Task to carry out - Collect from the data below each line with "shards".

Records supplied -
[BEGIN]

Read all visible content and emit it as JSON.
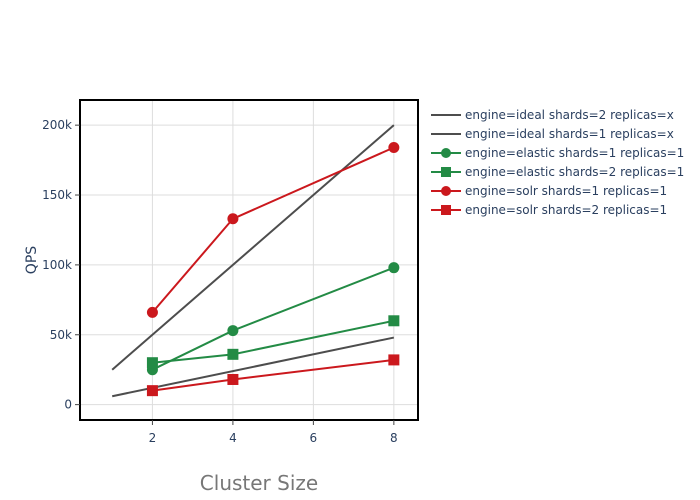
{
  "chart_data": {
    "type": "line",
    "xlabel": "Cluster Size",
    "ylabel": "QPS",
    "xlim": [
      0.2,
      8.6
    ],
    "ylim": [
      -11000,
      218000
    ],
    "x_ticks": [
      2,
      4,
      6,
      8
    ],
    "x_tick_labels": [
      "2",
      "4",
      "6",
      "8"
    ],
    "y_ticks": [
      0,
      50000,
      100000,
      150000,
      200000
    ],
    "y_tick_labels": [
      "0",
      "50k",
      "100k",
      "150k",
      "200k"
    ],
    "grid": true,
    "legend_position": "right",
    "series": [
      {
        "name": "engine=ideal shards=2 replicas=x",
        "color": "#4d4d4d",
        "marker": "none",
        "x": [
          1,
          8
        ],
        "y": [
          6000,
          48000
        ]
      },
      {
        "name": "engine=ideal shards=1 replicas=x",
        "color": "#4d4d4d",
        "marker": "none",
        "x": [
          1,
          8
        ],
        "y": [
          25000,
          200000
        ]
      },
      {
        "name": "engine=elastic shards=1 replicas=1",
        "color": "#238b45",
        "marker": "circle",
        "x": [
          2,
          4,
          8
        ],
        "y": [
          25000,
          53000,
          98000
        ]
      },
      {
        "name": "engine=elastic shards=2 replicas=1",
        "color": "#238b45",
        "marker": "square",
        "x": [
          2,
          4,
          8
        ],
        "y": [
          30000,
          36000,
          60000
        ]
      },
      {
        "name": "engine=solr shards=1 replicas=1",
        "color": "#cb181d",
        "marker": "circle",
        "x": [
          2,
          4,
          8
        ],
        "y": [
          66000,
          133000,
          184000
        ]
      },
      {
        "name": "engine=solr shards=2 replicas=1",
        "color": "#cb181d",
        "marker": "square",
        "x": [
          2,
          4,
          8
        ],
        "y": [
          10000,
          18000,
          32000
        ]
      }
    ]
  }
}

[END]

Response for this exercise -
        "name": "engine=ideal shards=2 replicas=x",
        "name": "engine=ideal shards=1 replicas=x",
        "name": "engine=elastic shards=1 replicas=1",
        "name": "engine=elastic shards=2 replicas=1",
        "name": "engine=solr shards=1 replicas=1",
        "name": "engine=solr shards=2 replicas=1",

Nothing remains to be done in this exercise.